### Stated goal:
Copy each line containing the word "жилища" from the records that follow, please.
========
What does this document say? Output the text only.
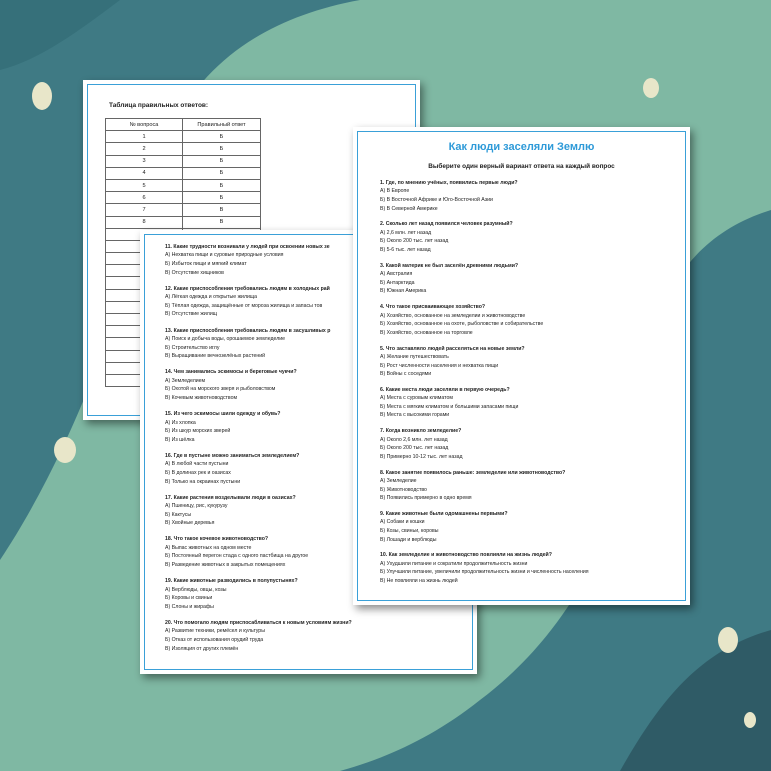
Таблица правильных ответов:
№ вопроса	Правильный ответ
1	Б
2	Б
3	Б
4	Б
5	Б
6	Б
7	В
8	В

11. Какие трудности возникали у людей при освоении новых зе
А) Нехватка пищи и суровые природные условия
Б) Избыток пищи и мягкий климат
В) Отсутствие хищников
12. Какие приспособления требовались людям в холодных рай
А) Лёгкая одежда и открытые жилища
Б) Тёплая одежда, защищённые от мороза жилища и запасы тов
В) Отсутствие жилищ
13. Какие приспособления требовались людям в засушливых р
А) Поиск и добыча воды, орошаемое земледелие
Б) Строительство иглу
В) Выращивание вечнозелёных растений
14. Чем занимались эскимосы и береговые чукчи?
А) Земледелием
Б) Охотой на морского зверя и рыболовством
В) Кочевым животноводством
15. Из чего эскимосы шили одежду и обувь?
А) Из хлопка
Б) Из шкур морских зверей
В) Из шёлка
16. Где в пустыне можно заниматься земледелием?
А) В любой части пустыни
Б) В долинах рек и оазисах
В) Только на окраинах пустыни
17. Какие растения возделывали люди в оазисах?
А) Пшеницу, рис, кукурузу
Б) Кактусы
В) Хвойные деревья
18. Что такое кочевое животноводство?
А) Выпас животных на одном месте
Б) Постоянный перегон стада с одного пастбища на другое
В) Разведение животных в закрытых помещениях
19. Какие животные разводились в полупустынях?
А) Верблюды, овцы, козы
Б) Коровы и свиньи
В) Слоны и жирафы
20. Что помогало людям приспосабливаться к новым условиям жизни?
А) Развитие техники, ремёсел и культуры
Б) Отказ от использования орудий труда
В) Изоляция от других племён
Как люди заселяли Землю
Выберите один верный вариант ответа на каждый вопрос
1. Где, по мнению учёных, появились первые люди?
А) В Европе
Б) В Восточной Африке и Юго-Восточной Азии
В) В Северной Америке
2. Сколько лет назад появился человек разумный?
А) 2,6 млн. лет назад
Б) Около 200 тыс. лет назад
В) 5-6 тыс. лет назад
3. Какой материк не был заселён древними людьми?
А) Австралия
Б) Антарктида
В) Южная Америка
4. Что такое присваивающее хозяйство?
А) Хозяйство, основанное на земледелии и животноводстве
Б) Хозяйство, основанное на охоте, рыболовстве и собирательстве
В) Хозяйство, основанное на торговле
5. Что заставляло людей расселяться на новые земли?
А) Желание путешествовать
Б) Рост численности населения и нехватка пищи
В) Войны с соседями
6. Какие места люди заселяли в первую очередь?
А) Места с суровым климатом
Б) Места с мягким климатом и большими запасами пищи
В) Места с высокими горами
7. Когда возникло земледелие?
А) Около 2,6 млн. лет назад
Б) Около 200 тыс. лет назад
В) Примерно 10-12 тыс. лет назад
8. Какое занятие появилось раньше: земледелие или животноводство?
А) Земледелие
Б) Животноводство
В) Появились примерно в одно время
9. Какие животные были одомашнены первыми?
А) Собаки и кошки
Б) Козы, свиньи, коровы
В) Лошади и верблюды
10. Как земледелие и животноводство повлияли на жизнь людей?
А) Ухудшили питание и сократили продолжительность жизни
Б) Улучшили питание, увеличили продолжительность жизни и численность населения
В) Не повлияли на жизнь людей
========
### Expected answer:
А) Лёгкая одежда и открытые жилища
Б) Тёплая одежда, защищённые от мороза жилища и запасы тов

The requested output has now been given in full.